— WHAT THE TASK REQUIRES —
Look for the string "Current" in every line, and copy each line that has it.

╔══

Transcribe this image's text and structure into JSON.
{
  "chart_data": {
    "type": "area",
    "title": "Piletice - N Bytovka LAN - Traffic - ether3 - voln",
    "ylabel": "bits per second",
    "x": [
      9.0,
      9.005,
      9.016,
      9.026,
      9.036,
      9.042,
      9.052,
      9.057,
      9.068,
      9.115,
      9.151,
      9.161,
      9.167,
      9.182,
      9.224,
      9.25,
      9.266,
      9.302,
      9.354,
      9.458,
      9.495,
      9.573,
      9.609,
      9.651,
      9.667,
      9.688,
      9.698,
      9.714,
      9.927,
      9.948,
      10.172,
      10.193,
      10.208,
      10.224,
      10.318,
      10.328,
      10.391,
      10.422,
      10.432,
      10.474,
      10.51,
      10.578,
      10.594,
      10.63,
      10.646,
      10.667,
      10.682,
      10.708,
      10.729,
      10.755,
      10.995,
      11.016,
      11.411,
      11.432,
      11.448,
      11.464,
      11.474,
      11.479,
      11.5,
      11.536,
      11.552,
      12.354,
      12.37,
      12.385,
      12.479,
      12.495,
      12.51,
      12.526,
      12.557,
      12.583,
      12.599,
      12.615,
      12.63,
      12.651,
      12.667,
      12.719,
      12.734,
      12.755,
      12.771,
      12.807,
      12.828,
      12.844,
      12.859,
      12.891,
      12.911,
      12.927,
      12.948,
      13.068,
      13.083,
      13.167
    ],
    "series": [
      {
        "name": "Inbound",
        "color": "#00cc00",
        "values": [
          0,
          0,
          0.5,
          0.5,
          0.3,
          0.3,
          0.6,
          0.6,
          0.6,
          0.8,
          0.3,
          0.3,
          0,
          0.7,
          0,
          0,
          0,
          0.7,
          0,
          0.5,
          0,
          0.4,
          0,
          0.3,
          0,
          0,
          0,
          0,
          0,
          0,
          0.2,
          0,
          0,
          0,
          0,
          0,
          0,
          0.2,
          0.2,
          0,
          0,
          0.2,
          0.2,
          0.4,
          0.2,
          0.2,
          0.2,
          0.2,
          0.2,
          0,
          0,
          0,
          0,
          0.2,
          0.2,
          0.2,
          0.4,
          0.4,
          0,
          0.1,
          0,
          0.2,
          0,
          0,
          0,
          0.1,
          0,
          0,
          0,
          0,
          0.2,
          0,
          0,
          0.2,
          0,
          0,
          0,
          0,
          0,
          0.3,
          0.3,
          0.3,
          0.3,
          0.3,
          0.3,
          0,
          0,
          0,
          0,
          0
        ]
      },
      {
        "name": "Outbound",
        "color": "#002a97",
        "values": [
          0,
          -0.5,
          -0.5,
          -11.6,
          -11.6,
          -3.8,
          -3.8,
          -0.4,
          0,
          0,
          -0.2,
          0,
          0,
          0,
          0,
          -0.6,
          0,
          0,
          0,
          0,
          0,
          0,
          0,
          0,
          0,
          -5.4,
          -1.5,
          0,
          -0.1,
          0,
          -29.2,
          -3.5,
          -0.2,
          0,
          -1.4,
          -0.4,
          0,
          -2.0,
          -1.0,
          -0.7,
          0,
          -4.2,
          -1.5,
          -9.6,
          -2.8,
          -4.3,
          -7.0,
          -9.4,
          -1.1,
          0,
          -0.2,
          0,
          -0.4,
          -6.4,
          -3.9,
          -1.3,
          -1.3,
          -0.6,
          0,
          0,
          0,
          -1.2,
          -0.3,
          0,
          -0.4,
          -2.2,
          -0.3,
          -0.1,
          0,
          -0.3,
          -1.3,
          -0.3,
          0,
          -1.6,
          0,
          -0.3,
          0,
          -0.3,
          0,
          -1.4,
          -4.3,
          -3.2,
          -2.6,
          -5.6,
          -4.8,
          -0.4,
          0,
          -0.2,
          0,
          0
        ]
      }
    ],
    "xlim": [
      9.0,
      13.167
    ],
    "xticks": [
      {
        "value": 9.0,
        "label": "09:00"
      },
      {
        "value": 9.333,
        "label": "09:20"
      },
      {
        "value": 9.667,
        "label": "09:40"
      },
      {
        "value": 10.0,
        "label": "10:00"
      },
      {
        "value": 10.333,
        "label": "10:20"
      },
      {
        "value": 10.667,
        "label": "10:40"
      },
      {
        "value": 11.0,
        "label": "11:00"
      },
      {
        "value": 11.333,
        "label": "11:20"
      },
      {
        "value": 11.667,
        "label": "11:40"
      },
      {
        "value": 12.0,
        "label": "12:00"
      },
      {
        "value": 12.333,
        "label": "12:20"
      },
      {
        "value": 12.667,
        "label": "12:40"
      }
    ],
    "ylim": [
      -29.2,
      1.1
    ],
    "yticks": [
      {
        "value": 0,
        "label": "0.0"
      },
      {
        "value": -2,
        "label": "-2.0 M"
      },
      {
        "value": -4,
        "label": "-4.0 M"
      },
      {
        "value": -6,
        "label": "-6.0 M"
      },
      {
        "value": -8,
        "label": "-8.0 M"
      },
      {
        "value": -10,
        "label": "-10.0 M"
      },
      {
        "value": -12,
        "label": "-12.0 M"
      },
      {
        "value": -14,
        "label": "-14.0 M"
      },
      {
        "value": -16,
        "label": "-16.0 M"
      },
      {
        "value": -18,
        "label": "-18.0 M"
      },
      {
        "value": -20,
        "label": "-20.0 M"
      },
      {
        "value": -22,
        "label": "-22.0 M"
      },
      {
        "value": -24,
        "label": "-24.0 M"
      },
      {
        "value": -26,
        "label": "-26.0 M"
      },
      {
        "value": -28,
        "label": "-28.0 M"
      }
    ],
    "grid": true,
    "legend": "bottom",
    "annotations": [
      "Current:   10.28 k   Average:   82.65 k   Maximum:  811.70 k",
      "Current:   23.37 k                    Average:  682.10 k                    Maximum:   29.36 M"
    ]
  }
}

╚══

— REPLY —
      "Current:   10.28 k   Average:   82.65 k   Maximum:  811.70 k",
      "Current:   23.37 k                    Average:  682.10 k                    Maximum:   29.36 M"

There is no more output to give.